= The exercise =
Where a line holds the string "include", return that line.

··· Data section ···

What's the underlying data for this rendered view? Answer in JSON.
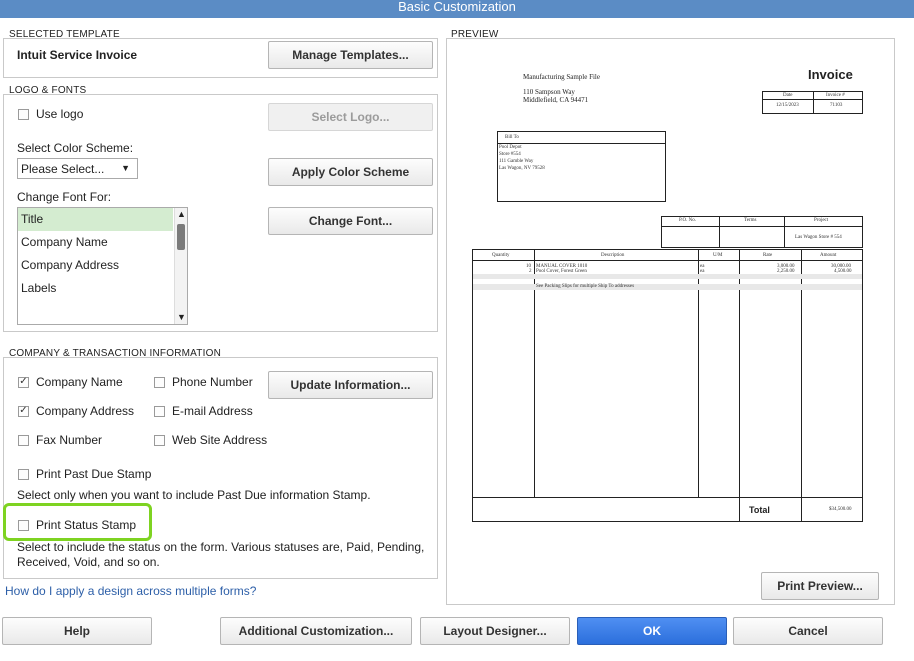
{
  "window": {
    "title": "Basic Customization"
  },
  "selected_template": {
    "heading": "SELECTED TEMPLATE",
    "name": "Intuit Service Invoice",
    "manage_button": "Manage Templates..."
  },
  "logo_fonts": {
    "heading": "LOGO & FONTS",
    "use_logo": "Use logo",
    "select_logo_button": "Select Logo...",
    "color_scheme_label": "Select Color Scheme:",
    "color_scheme_value": "Please Select...",
    "apply_color_button": "Apply Color Scheme",
    "change_font_for_label": "Change Font For:",
    "font_items": [
      "Title",
      "Company Name",
      "Company Address",
      "Labels"
    ],
    "change_font_button": "Change Font..."
  },
  "company_info": {
    "heading": "COMPANY & TRANSACTION INFORMATION",
    "company_name": "Company Name",
    "phone_number": "Phone Number",
    "update_button": "Update Information...",
    "company_address": "Company Address",
    "email_address": "E-mail Address",
    "fax_number": "Fax Number",
    "web_site": "Web Site Address",
    "past_due": "Print Past Due Stamp",
    "past_due_help": "Select only when you want to include Past Due information Stamp.",
    "status_stamp": "Print Status Stamp",
    "status_help_1": "Select to include the status on the form. Various statuses are, Paid, Pending,",
    "status_help_2": "Received, Void, and so on.",
    "checked": {
      "company_name": true,
      "company_address": true
    }
  },
  "help_link": "How do I apply a design across multiple forms?",
  "preview": {
    "heading": "PREVIEW",
    "company_name": "Manufacturing Sample File",
    "address_1": "110 Sampson Way",
    "address_2": "Middlefield, CA  94471",
    "invoice_title": "Invoice",
    "date_header": "Date",
    "invoice_no_header": "Invoice #",
    "date_value": "12/15/2023",
    "invoice_no_value": "71103",
    "bill_to_header": "Bill To",
    "bill_to_lines": [
      "Pool Depot",
      "Store #554",
      "111 Gamble Way",
      "Las Wagon, NV 79528"
    ],
    "po_header": "P.O. No.",
    "terms_header": "Terms",
    "project_header": "Project",
    "project_value": "Las Wagon Store # 554",
    "columns": [
      "Quantity",
      "Description",
      "U/M",
      "Rate",
      "Amount"
    ],
    "rows": [
      {
        "qty": "10",
        "desc": "MANUAL COVER 1010",
        "um": "ea",
        "rate": "3,000.00",
        "amount": "30,000.00"
      },
      {
        "qty": "2",
        "desc": "Pool Cover, Forest Green",
        "um": "ea",
        "rate": "2,250.00",
        "amount": "4,500.00"
      },
      {
        "qty": "",
        "desc": "",
        "um": "",
        "rate": "",
        "amount": ""
      },
      {
        "qty": "",
        "desc": "See Packing Slips for multiple Ship To addresses",
        "um": "",
        "rate": "",
        "amount": ""
      }
    ],
    "total_label": "Total",
    "total_value": "$34,500.00",
    "print_preview_button": "Print Preview..."
  },
  "footer": {
    "help": "Help",
    "additional": "Additional Customization...",
    "layout": "Layout Designer...",
    "ok": "OK",
    "cancel": "Cancel"
  }
}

···

= Answer in full =
    "past_due_help": "Select only when you want to include Past Due information Stamp.",
    "status_help_1": "Select to include the status on the form. Various statuses are, Paid, Pending,",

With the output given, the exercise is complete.